* Aim:
Below are records. Copy every line with "Militia" in it.

* Entries:

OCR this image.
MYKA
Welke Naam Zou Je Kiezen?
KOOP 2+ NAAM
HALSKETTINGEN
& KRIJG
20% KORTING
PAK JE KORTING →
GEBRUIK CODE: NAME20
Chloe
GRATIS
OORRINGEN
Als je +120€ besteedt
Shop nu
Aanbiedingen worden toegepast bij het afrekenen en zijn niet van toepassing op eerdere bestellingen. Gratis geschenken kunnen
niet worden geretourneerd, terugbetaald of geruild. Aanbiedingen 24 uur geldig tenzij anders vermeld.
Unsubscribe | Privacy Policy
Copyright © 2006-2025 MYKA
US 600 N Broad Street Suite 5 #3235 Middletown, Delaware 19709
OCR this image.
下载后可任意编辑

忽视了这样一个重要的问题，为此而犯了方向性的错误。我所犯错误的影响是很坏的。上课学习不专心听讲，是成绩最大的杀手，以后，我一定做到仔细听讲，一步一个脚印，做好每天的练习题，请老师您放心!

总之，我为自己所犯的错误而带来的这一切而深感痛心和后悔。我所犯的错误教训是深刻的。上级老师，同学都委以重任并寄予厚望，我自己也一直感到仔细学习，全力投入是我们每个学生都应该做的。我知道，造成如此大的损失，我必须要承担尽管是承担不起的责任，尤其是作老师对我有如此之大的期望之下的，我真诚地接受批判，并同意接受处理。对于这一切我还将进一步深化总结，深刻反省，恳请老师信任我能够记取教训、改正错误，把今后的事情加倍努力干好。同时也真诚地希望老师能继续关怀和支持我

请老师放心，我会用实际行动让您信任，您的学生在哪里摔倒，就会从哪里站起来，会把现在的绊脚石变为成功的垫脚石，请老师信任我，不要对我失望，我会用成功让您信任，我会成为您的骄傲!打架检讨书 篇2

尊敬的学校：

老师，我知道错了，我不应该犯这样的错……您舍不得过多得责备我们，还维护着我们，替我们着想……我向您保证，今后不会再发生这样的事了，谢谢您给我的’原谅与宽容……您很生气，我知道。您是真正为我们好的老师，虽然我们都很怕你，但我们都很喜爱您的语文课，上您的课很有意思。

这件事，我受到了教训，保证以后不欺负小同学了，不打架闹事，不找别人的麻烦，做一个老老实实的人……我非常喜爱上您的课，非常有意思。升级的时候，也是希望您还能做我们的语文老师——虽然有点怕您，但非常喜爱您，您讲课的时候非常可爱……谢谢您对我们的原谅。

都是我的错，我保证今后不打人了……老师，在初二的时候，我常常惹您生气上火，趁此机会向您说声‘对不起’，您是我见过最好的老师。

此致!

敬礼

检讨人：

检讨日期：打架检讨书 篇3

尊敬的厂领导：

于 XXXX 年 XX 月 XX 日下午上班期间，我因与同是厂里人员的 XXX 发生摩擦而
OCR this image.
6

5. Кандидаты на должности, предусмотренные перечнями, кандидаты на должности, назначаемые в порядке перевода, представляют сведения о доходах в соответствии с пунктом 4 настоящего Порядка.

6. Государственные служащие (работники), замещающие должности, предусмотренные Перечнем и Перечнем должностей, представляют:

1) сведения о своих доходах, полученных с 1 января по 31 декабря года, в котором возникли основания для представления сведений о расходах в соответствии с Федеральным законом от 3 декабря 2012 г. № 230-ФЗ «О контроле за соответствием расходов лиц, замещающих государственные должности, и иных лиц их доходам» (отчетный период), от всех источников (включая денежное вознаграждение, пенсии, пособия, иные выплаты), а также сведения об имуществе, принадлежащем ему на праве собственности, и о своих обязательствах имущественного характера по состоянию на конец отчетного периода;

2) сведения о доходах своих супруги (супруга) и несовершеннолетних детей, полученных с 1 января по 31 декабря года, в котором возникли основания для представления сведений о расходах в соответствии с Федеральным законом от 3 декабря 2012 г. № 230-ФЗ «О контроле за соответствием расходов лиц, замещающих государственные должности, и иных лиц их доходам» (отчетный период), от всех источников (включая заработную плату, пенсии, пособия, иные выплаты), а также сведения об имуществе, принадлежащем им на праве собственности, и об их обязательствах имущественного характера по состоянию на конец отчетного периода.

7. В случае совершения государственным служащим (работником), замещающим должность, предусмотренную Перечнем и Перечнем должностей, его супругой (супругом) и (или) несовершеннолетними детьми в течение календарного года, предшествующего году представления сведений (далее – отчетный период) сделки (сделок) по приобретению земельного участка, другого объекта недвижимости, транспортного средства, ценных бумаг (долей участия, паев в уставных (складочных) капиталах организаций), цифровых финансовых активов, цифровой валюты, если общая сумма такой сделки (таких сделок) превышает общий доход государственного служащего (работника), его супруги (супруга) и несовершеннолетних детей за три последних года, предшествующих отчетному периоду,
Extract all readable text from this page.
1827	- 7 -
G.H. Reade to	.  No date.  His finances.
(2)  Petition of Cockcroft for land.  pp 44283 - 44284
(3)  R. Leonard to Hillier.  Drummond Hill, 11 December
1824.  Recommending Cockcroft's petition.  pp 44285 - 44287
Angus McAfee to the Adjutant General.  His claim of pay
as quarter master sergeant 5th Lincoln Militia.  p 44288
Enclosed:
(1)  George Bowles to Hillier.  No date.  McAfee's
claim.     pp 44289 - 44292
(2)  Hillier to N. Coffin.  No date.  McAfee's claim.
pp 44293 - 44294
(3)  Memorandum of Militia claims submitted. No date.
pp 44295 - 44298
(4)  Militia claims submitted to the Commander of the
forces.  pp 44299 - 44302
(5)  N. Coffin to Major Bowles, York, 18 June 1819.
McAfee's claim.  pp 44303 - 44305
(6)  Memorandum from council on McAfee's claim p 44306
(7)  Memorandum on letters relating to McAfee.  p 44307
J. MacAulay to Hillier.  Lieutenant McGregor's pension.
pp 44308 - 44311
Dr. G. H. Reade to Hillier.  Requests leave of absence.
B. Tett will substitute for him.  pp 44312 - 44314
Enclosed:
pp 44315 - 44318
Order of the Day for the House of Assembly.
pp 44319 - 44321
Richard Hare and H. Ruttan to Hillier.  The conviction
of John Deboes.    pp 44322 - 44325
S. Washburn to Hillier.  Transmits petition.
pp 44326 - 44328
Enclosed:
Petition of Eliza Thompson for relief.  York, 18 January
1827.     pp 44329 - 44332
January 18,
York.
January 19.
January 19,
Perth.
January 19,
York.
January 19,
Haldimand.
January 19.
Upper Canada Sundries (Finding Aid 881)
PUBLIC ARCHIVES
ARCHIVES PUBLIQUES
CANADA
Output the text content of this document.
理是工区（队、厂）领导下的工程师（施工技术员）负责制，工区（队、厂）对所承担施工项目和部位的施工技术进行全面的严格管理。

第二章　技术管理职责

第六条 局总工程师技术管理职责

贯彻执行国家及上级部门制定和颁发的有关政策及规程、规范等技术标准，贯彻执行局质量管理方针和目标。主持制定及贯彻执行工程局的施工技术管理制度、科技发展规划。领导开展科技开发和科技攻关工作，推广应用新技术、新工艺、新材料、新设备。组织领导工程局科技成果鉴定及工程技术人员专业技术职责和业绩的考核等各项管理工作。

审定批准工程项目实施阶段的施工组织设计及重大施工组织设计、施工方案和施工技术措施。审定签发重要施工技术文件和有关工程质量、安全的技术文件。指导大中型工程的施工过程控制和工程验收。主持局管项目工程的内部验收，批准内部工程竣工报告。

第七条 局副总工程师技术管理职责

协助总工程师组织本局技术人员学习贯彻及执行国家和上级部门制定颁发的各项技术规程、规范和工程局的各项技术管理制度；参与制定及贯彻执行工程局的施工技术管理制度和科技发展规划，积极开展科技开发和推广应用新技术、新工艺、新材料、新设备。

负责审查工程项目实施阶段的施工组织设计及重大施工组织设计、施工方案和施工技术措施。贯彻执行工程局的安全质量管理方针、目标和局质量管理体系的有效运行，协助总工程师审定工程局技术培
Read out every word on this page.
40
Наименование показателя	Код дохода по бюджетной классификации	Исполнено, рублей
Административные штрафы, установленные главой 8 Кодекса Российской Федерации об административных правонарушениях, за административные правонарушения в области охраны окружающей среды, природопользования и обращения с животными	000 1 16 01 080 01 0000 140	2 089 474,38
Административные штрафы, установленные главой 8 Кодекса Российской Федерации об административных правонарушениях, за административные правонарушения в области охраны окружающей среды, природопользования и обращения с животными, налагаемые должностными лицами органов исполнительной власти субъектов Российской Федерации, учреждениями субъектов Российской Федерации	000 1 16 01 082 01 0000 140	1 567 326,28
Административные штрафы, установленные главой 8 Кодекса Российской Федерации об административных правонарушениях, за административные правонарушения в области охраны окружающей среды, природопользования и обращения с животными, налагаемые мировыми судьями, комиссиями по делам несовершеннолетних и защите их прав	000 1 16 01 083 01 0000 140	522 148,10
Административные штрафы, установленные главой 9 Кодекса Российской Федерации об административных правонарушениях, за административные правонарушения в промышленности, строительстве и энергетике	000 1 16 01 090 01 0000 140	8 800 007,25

* Reply to the exercise:
as quarter master sergeant 5th Lincoln Militia.  p 44288
(3)  Memorandum of Militia claims submitted. No date.
(4)  Militia claims submitted to the Commander of the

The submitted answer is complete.